### OBJECTIVE
For the entries that follow, state how many lines include the word "ghifari", giving the number and nothing else.

### STORED ROWS
• • •

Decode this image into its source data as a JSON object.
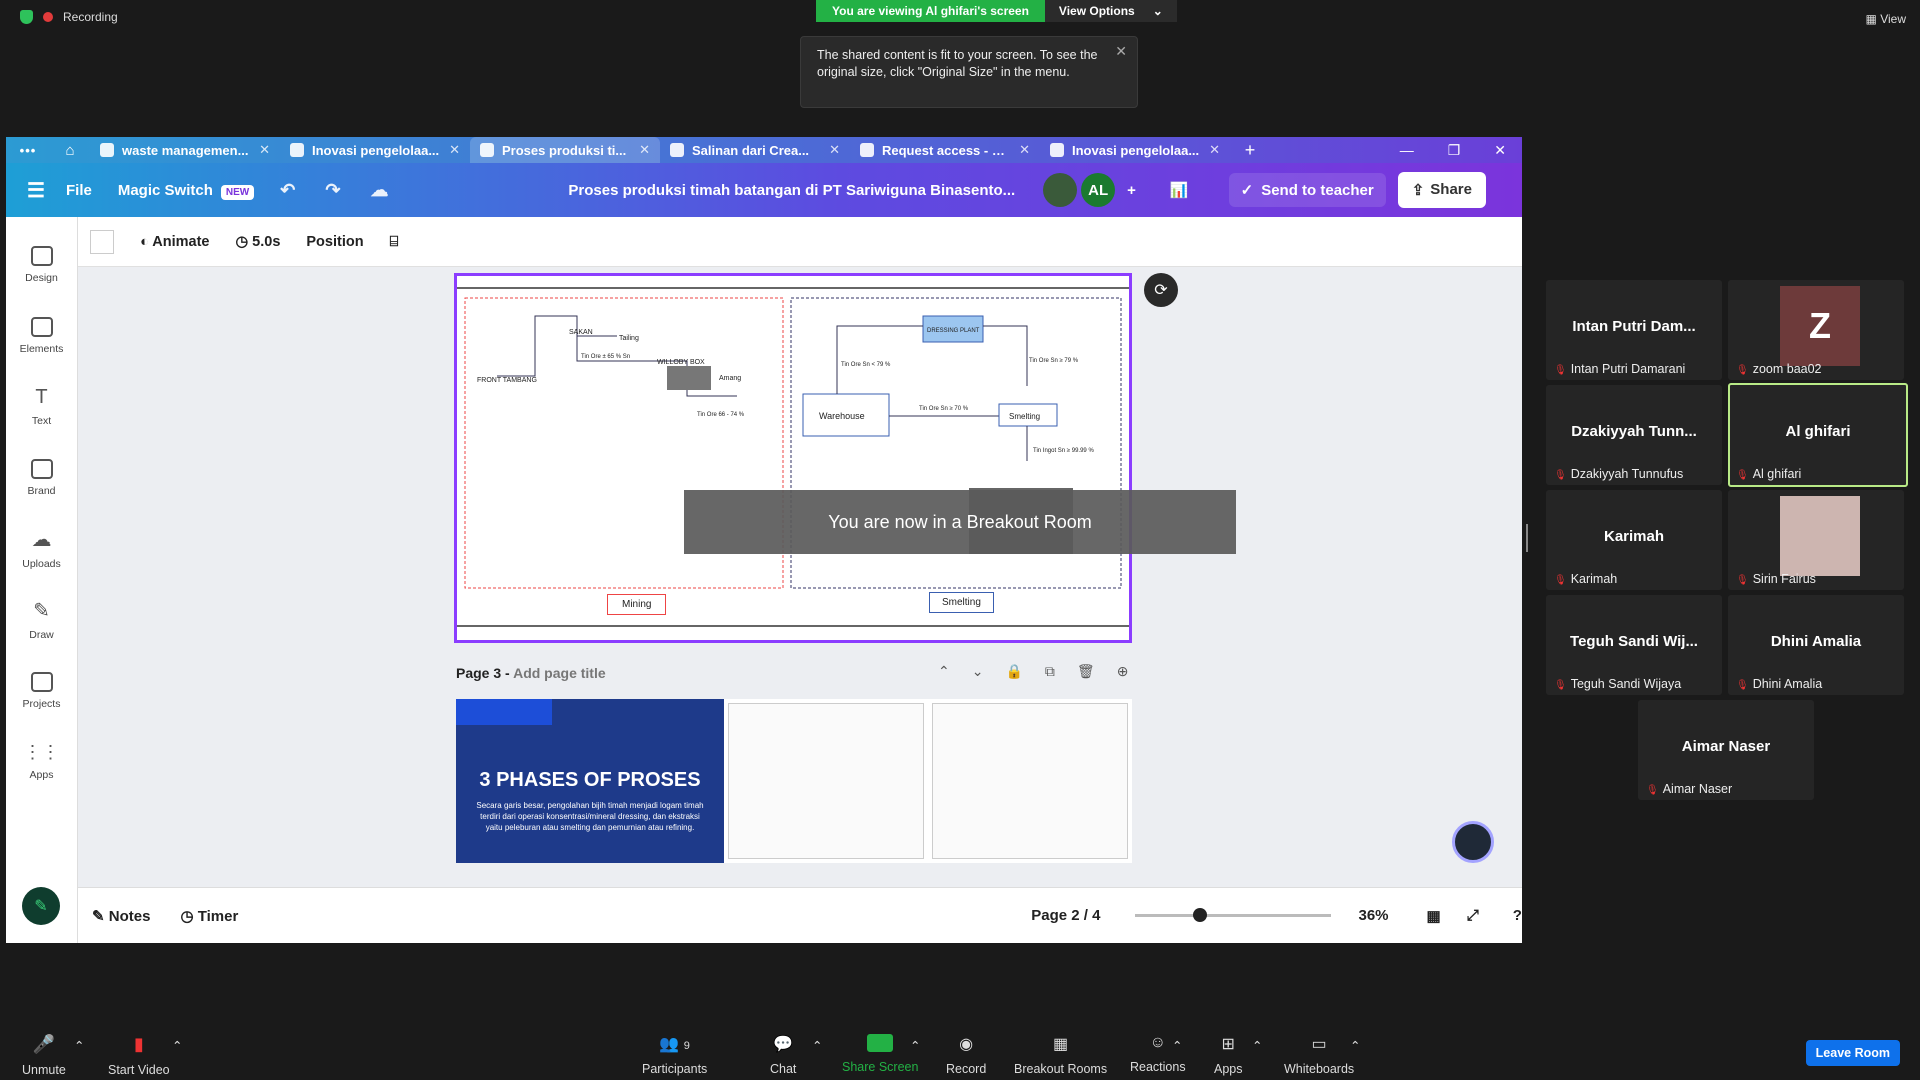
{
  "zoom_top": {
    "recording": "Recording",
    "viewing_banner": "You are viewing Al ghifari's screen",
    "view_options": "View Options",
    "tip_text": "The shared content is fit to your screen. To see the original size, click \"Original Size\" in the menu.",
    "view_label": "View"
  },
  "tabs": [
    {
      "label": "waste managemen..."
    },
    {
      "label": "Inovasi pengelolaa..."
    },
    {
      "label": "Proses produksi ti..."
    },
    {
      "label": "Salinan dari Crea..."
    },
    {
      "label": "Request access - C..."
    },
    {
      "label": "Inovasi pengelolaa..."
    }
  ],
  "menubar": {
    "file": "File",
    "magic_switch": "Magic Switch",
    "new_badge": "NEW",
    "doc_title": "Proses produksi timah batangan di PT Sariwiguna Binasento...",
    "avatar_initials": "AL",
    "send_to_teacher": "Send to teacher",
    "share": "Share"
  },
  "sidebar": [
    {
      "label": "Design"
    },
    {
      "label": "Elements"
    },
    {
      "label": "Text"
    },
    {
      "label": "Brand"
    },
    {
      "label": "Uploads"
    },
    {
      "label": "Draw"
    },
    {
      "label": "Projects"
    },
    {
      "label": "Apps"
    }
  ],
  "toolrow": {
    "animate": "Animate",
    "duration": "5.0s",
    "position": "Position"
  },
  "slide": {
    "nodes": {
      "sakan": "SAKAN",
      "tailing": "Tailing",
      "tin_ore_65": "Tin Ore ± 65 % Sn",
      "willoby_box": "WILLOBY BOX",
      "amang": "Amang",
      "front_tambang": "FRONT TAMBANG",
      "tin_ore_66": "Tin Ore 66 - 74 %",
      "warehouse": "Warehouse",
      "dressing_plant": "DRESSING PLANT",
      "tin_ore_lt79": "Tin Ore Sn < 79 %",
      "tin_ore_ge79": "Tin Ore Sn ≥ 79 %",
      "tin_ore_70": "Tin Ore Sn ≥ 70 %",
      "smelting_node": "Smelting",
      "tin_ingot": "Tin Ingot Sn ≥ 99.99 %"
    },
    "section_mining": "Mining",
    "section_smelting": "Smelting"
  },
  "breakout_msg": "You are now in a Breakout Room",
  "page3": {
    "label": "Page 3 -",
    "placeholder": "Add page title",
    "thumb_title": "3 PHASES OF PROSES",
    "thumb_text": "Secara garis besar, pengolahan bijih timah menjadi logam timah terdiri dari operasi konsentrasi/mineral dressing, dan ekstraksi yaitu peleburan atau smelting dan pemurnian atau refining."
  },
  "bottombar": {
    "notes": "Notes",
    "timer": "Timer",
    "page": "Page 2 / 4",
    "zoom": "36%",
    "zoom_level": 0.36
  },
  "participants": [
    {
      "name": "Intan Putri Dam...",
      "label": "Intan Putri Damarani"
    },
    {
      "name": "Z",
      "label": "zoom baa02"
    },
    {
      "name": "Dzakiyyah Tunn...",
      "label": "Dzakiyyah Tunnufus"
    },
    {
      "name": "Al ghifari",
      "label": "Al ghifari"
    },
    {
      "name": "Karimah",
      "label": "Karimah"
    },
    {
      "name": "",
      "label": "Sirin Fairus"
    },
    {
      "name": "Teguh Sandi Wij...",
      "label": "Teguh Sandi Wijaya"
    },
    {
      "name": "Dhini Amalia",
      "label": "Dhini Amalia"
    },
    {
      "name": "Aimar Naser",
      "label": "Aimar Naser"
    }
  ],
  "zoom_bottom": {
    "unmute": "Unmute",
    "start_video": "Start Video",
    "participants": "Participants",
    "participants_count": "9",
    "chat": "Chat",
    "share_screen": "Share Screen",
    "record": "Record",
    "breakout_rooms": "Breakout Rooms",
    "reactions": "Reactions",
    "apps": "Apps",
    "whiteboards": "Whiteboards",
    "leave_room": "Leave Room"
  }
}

• • •

### FINISHED ANSWER
3